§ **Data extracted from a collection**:

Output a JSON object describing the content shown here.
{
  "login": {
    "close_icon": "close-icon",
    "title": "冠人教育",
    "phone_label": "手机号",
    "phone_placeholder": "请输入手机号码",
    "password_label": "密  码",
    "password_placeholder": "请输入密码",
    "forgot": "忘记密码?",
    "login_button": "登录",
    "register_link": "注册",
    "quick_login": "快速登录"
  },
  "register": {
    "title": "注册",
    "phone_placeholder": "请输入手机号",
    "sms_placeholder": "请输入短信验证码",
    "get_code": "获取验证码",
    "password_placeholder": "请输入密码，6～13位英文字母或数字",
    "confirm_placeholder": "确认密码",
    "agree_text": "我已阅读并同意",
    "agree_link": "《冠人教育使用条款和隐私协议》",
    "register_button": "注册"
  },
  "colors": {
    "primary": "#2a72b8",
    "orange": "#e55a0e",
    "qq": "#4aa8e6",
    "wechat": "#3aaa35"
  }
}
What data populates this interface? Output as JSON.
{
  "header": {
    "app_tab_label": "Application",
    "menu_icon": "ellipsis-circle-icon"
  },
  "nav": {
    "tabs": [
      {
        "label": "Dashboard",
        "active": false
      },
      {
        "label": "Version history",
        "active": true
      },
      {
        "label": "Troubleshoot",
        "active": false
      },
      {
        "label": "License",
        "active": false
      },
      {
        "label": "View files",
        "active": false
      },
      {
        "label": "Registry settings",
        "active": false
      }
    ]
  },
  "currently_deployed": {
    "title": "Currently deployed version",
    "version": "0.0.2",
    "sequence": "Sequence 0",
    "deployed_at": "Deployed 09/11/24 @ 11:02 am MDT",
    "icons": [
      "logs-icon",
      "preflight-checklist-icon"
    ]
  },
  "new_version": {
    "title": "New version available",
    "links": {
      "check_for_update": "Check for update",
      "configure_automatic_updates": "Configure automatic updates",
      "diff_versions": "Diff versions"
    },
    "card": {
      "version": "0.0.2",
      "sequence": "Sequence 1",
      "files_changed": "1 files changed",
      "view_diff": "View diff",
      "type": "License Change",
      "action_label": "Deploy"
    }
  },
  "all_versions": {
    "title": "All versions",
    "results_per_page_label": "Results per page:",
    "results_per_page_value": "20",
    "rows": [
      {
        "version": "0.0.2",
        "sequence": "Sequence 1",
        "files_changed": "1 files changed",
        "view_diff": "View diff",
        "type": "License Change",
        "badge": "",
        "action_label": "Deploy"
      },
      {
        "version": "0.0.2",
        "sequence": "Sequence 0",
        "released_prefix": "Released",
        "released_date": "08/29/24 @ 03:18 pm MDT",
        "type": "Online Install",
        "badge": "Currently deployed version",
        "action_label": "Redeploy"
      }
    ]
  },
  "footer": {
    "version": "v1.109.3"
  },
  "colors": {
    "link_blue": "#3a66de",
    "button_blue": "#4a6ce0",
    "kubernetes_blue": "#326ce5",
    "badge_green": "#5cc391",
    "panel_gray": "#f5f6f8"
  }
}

§ **What the task requires**: Write out the complete set of records exactly as given.

§ **Solution for this task**:
Output a JSON object describing the content shown here.
{
  "login": {
    "close_icon": "close-icon",
    "title": "冠人教育",
    "phone_label": "手机号",
    "phone_placeholder": "请输入手机号码",
    "password_label": "密  码",
    "password_placeholder": "请输入密码",
    "forgot": "忘记密码?",
    "login_button": "登录",
    "register_link": "注册",
    "quick_login": "快速登录"
  },
  "register": {
    "title": "注册",
    "phone_placeholder": "请输入手机号",
    "sms_placeholder": "请输入短信验证码",
    "get_code": "获取验证码",
    "password_placeholder": "请输入密码，6～13位英文字母或数字",
    "confirm_placeholder": "确认密码",
    "agree_text": "我已阅读并同意",
    "agree_link": "《冠人教育使用条款和隐私协议》",
    "register_button": "注册"
  },
  "colors": {
    "primary": "#2a72b8",
    "orange": "#e55a0e",
    "qq": "#4aa8e6",
    "wechat": "#3aaa35"
  }
}
What data populates this interface? Output as JSON.
{
  "header": {
    "app_tab_label": "Application",
    "menu_icon": "ellipsis-circle-icon"
  },
  "nav": {
    "tabs": [
      {
        "label": "Dashboard",
        "active": false
      },
      {
        "label": "Version history",
        "active": true
      },
      {
        "label": "Troubleshoot",
        "active": false
      },
      {
        "label": "License",
        "active": false
      },
      {
        "label": "View files",
        "active": false
      },
      {
        "label": "Registry settings",
        "active": false
      }
    ]
  },
  "currently_deployed": {
    "title": "Currently deployed version",
    "version": "0.0.2",
    "sequence": "Sequence 0",
    "deployed_at": "Deployed 09/11/24 @ 11:02 am MDT",
    "icons": [
      "logs-icon",
      "preflight-checklist-icon"
    ]
  },
  "new_version": {
    "title": "New version available",
    "links": {
      "check_for_update": "Check for update",
      "configure_automatic_updates": "Configure automatic updates",
      "diff_versions": "Diff versions"
    },
    "card": {
      "version": "0.0.2",
      "sequence": "Sequence 1",
      "files_changed": "1 files changed",
      "view_diff": "View diff",
      "type": "License Change",
      "action_label": "Deploy"
    }
  },
  "all_versions": {
    "title": "All versions",
    "results_per_page_label": "Results per page:",
    "results_per_page_value": "20",
    "rows": [
      {
        "version": "0.0.2",
        "sequence": "Sequence 1",
        "files_changed": "1 files changed",
        "view_diff": "View diff",
        "type": "License Change",
        "badge": "",
        "action_label": "Deploy"
      },
      {
        "version": "0.0.2",
        "sequence": "Sequence 0",
        "released_prefix": "Released",
        "released_date": "08/29/24 @ 03:18 pm MDT",
        "type": "Online Install",
        "badge": "Currently deployed version",
        "action_label": "Redeploy"
      }
    ]
  },
  "footer": {
    "version": "v1.109.3"
  },
  "colors": {
    "link_blue": "#3a66de",
    "button_blue": "#4a6ce0",
    "kubernetes_blue": "#326ce5",
    "badge_green": "#5cc391",
    "panel_gray": "#f5f6f8"
  }
}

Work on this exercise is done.